*** Opening PROVIDED ENTRIES ***

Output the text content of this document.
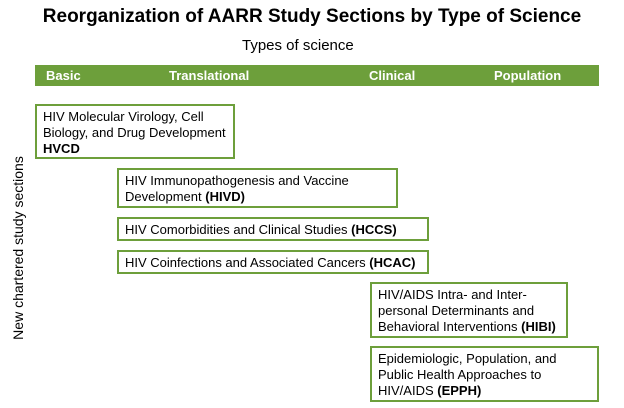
Reorganization of AARR Study Sections by Type of Science
Types of science
Basic	Translational	Clinical	Population
New chartered study sections
HIV Molecular Virology, Cell
Biology, and Drug Development
HVCD
HIV Immunopathogenesis and Vaccine
Development (HIVD)
HIV Comorbidities and Clinical Studies (HCCS)
HIV Coinfections and Associated Cancers (HCAC)
HIV/AIDS Intra- and Inter-
personal Determinants and
Behavioral Interventions (HIBI)
Epidemiologic, Population, and
Public Health Approaches to
HIV/AIDS (EPPH)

*** Closing PROVIDED ENTRIES ***

What you hand back should match the entries above exactly, except that no picture appears.

RESULT:
Output the text content of this document.
Reorganization of AARR Study Sections by Type of Science
Types of science
Basic	Translational	Clinical	Population
New chartered study sections
HIV Molecular Virology, Cell
Biology, and Drug Development
HVCD
HIV Immunopathogenesis and Vaccine
Development (HIVD)
HIV Comorbidities and Clinical Studies (HCCS)
HIV Coinfections and Associated Cancers (HCAC)
HIV/AIDS Intra- and Inter-
personal Determinants and
Behavioral Interventions (HIBI)
Epidemiologic, Population, and
Public Health Approaches to
HIV/AIDS (EPPH)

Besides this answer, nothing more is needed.